*Listing*:
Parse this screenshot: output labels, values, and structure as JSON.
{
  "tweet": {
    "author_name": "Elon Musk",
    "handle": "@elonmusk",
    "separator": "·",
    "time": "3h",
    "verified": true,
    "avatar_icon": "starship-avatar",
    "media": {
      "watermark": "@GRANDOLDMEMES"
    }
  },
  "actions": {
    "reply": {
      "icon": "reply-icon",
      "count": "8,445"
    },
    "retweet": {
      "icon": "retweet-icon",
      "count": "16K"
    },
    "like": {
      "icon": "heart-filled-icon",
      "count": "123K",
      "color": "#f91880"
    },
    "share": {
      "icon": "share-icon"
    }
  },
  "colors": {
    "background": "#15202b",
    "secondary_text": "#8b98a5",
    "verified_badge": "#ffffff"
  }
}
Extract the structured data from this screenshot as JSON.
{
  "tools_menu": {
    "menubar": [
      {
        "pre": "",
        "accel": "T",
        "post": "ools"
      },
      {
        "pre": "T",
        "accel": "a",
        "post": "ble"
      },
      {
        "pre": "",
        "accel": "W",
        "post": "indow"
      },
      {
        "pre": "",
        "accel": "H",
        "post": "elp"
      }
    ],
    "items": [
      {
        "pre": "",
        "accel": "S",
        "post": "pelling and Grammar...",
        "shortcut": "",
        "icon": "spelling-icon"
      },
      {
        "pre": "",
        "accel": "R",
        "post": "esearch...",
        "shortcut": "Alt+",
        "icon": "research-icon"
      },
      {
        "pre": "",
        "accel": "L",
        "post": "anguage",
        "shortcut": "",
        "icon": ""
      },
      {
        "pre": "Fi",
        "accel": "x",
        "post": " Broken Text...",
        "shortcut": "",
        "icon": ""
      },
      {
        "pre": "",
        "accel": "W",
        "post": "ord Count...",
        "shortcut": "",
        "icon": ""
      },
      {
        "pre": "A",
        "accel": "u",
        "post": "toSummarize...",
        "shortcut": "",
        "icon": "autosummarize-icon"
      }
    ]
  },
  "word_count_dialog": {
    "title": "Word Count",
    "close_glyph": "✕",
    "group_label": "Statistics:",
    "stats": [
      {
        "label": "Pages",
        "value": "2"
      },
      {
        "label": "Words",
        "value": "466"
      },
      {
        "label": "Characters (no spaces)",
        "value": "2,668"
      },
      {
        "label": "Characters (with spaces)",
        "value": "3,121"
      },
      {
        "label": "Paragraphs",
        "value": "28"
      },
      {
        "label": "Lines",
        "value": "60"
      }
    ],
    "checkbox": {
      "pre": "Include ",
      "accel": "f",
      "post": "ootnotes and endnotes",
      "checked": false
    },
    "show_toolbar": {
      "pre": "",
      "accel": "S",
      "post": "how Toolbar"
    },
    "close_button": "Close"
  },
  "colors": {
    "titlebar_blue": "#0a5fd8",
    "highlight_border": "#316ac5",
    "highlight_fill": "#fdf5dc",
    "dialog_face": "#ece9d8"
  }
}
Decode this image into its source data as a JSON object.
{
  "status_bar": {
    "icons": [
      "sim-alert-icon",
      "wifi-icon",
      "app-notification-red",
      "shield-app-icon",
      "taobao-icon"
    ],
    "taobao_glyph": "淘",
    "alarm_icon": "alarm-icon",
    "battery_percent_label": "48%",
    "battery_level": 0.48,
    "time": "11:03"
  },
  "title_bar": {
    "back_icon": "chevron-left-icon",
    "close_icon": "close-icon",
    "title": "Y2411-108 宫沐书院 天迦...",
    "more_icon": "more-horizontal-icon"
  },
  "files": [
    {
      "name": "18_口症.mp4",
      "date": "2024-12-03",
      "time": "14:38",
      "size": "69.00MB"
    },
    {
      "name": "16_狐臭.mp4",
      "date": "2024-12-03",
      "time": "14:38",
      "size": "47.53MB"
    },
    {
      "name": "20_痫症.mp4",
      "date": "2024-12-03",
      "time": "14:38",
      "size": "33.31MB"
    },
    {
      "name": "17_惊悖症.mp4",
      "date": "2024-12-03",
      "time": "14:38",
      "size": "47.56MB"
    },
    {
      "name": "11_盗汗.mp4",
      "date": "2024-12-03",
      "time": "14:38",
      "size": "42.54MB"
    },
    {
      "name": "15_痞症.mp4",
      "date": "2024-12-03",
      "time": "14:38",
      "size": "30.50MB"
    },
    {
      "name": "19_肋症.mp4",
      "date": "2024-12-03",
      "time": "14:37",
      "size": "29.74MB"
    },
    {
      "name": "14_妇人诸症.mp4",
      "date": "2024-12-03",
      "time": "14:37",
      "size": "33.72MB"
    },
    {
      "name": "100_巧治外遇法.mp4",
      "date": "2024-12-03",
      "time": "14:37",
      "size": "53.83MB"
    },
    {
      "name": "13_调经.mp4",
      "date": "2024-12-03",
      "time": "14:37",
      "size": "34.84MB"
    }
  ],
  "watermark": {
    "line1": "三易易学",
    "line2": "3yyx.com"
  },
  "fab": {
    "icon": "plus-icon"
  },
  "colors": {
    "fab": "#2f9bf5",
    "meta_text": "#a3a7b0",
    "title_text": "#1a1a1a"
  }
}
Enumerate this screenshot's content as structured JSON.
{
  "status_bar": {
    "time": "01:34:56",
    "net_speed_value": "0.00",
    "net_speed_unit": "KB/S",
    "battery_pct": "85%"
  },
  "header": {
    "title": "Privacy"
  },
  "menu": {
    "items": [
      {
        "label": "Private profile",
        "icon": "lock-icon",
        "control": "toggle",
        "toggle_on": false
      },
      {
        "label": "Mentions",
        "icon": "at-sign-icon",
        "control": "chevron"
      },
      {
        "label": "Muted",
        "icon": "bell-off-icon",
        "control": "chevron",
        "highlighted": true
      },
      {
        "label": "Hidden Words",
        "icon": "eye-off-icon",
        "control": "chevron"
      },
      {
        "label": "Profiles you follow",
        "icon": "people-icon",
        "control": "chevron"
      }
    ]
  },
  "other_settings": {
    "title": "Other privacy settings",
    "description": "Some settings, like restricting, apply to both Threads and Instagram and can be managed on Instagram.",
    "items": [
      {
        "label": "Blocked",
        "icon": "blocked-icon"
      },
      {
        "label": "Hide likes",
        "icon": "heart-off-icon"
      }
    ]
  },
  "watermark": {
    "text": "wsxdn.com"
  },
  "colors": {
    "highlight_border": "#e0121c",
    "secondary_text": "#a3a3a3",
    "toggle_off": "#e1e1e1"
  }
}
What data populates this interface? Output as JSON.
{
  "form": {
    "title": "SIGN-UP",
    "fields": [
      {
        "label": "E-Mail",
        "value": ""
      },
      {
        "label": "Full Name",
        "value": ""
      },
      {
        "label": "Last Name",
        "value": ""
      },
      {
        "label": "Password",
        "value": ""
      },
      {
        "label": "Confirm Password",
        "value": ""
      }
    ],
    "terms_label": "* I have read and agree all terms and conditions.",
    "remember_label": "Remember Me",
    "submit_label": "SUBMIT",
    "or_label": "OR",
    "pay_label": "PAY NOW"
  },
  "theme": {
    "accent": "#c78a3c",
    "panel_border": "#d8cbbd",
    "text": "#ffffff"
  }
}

*Written instruction*: Quote the listing in full, please, keeping every line exact.

*Exercise solution*:
Parse this screenshot: output labels, values, and structure as JSON.
{
  "tweet": {
    "author_name": "Elon Musk",
    "handle": "@elonmusk",
    "separator": "·",
    "time": "3h",
    "verified": true,
    "avatar_icon": "starship-avatar",
    "media": {
      "watermark": "@GRANDOLDMEMES"
    }
  },
  "actions": {
    "reply": {
      "icon": "reply-icon",
      "count": "8,445"
    },
    "retweet": {
      "icon": "retweet-icon",
      "count": "16K"
    },
    "like": {
      "icon": "heart-filled-icon",
      "count": "123K",
      "color": "#f91880"
    },
    "share": {
      "icon": "share-icon"
    }
  },
  "colors": {
    "background": "#15202b",
    "secondary_text": "#8b98a5",
    "verified_badge": "#ffffff"
  }
}
Extract the structured data from this screenshot as JSON.
{
  "tools_menu": {
    "menubar": [
      {
        "pre": "",
        "accel": "T",
        "post": "ools"
      },
      {
        "pre": "T",
        "accel": "a",
        "post": "ble"
      },
      {
        "pre": "",
        "accel": "W",
        "post": "indow"
      },
      {
        "pre": "",
        "accel": "H",
        "post": "elp"
      }
    ],
    "items": [
      {
        "pre": "",
        "accel": "S",
        "post": "pelling and Grammar...",
        "shortcut": "",
        "icon": "spelling-icon"
      },
      {
        "pre": "",
        "accel": "R",
        "post": "esearch...",
        "shortcut": "Alt+",
        "icon": "research-icon"
      },
      {
        "pre": "",
        "accel": "L",
        "post": "anguage",
        "shortcut": "",
        "icon": ""
      },
      {
        "pre": "Fi",
        "accel": "x",
        "post": " Broken Text...",
        "shortcut": "",
        "icon": ""
      },
      {
        "pre": "",
        "accel": "W",
        "post": "ord Count...",
        "shortcut": "",
        "icon": ""
      },
      {
        "pre": "A",
        "accel": "u",
        "post": "toSummarize...",
        "shortcut": "",
        "icon": "autosummarize-icon"
      }
    ]
  },
  "word_count_dialog": {
    "title": "Word Count",
    "close_glyph": "✕",
    "group_label": "Statistics:",
    "stats": [
      {
        "label": "Pages",
        "value": "2"
      },
      {
        "label": "Words",
        "value": "466"
      },
      {
        "label": "Characters (no spaces)",
        "value": "2,668"
      },
      {
        "label": "Characters (with spaces)",
        "value": "3,121"
      },
      {
        "label": "Paragraphs",
        "value": "28"
      },
      {
        "label": "Lines",
        "value": "60"
      }
    ],
    "checkbox": {
      "pre": "Include ",
      "accel": "f",
      "post": "ootnotes and endnotes",
      "checked": false
    },
    "show_toolbar": {
      "pre": "",
      "accel": "S",
      "post": "how Toolbar"
    },
    "close_button": "Close"
  },
  "colors": {
    "titlebar_blue": "#0a5fd8",
    "highlight_border": "#316ac5",
    "highlight_fill": "#fdf5dc",
    "dialog_face": "#ece9d8"
  }
}
Decode this image into its source data as a JSON object.
{
  "status_bar": {
    "icons": [
      "sim-alert-icon",
      "wifi-icon",
      "app-notification-red",
      "shield-app-icon",
      "taobao-icon"
    ],
    "taobao_glyph": "淘",
    "alarm_icon": "alarm-icon",
    "battery_percent_label": "48%",
    "battery_level": 0.48,
    "time": "11:03"
  },
  "title_bar": {
    "back_icon": "chevron-left-icon",
    "close_icon": "close-icon",
    "title": "Y2411-108 宫沐书院 天迦...",
    "more_icon": "more-horizontal-icon"
  },
  "files": [
    {
      "name": "18_口症.mp4",
      "date": "2024-12-03",
      "time": "14:38",
      "size": "69.00MB"
    },
    {
      "name": "16_狐臭.mp4",
      "date": "2024-12-03",
      "time": "14:38",
      "size": "47.53MB"
    },
    {
      "name": "20_痫症.mp4",
      "date": "2024-12-03",
      "time": "14:38",
      "size": "33.31MB"
    },
    {
      "name": "17_惊悖症.mp4",
      "date": "2024-12-03",
      "time": "14:38",
      "size": "47.56MB"
    },
    {
      "name": "11_盗汗.mp4",
      "date": "2024-12-03",
      "time": "14:38",
      "size": "42.54MB"
    },
    {
      "name": "15_痞症.mp4",
      "date": "2024-12-03",
      "time": "14:38",
      "size": "30.50MB"
    },
    {
      "name": "19_肋症.mp4",
      "date": "2024-12-03",
      "time": "14:37",
      "size": "29.74MB"
    },
    {
      "name": "14_妇人诸症.mp4",
      "date": "2024-12-03",
      "time": "14:37",
      "size": "33.72MB"
    },
    {
      "name": "100_巧治外遇法.mp4",
      "date": "2024-12-03",
      "time": "14:37",
      "size": "53.83MB"
    },
    {
      "name": "13_调经.mp4",
      "date": "2024-12-03",
      "time": "14:37",
      "size": "34.84MB"
    }
  ],
  "watermark": {
    "line1": "三易易学",
    "line2": "3yyx.com"
  },
  "fab": {
    "icon": "plus-icon"
  },
  "colors": {
    "fab": "#2f9bf5",
    "meta_text": "#a3a7b0",
    "title_text": "#1a1a1a"
  }
}
Enumerate this screenshot's content as structured JSON.
{
  "status_bar": {
    "time": "01:34:56",
    "net_speed_value": "0.00",
    "net_speed_unit": "KB/S",
    "battery_pct": "85%"
  },
  "header": {
    "title": "Privacy"
  },
  "menu": {
    "items": [
      {
        "label": "Private profile",
        "icon": "lock-icon",
        "control": "toggle",
        "toggle_on": false
      },
      {
        "label": "Mentions",
        "icon": "at-sign-icon",
        "control": "chevron"
      },
      {
        "label": "Muted",
        "icon": "bell-off-icon",
        "control": "chevron",
        "highlighted": true
      },
      {
        "label": "Hidden Words",
        "icon": "eye-off-icon",
        "control": "chevron"
      },
      {
        "label": "Profiles you follow",
        "icon": "people-icon",
        "control": "chevron"
      }
    ]
  },
  "other_settings": {
    "title": "Other privacy settings",
    "description": "Some settings, like restricting, apply to both Threads and Instagram and can be managed on Instagram.",
    "items": [
      {
        "label": "Blocked",
        "icon": "blocked-icon"
      },
      {
        "label": "Hide likes",
        "icon": "heart-off-icon"
      }
    ]
  },
  "watermark": {
    "text": "wsxdn.com"
  },
  "colors": {
    "highlight_border": "#e0121c",
    "secondary_text": "#a3a3a3",
    "toggle_off": "#e1e1e1"
  }
}
What data populates this interface? Output as JSON.
{
  "form": {
    "title": "SIGN-UP",
    "fields": [
      {
        "label": "E-Mail",
        "value": ""
      },
      {
        "label": "Full Name",
        "value": ""
      },
      {
        "label": "Last Name",
        "value": ""
      },
      {
        "label": "Password",
        "value": ""
      },
      {
        "label": "Confirm Password",
        "value": ""
      }
    ],
    "terms_label": "* I have read and agree all terms and conditions.",
    "remember_label": "Remember Me",
    "submit_label": "SUBMIT",
    "or_label": "OR",
    "pay_label": "PAY NOW"
  },
  "theme": {
    "accent": "#c78a3c",
    "panel_border": "#d8cbbd",
    "text": "#ffffff"
  }
}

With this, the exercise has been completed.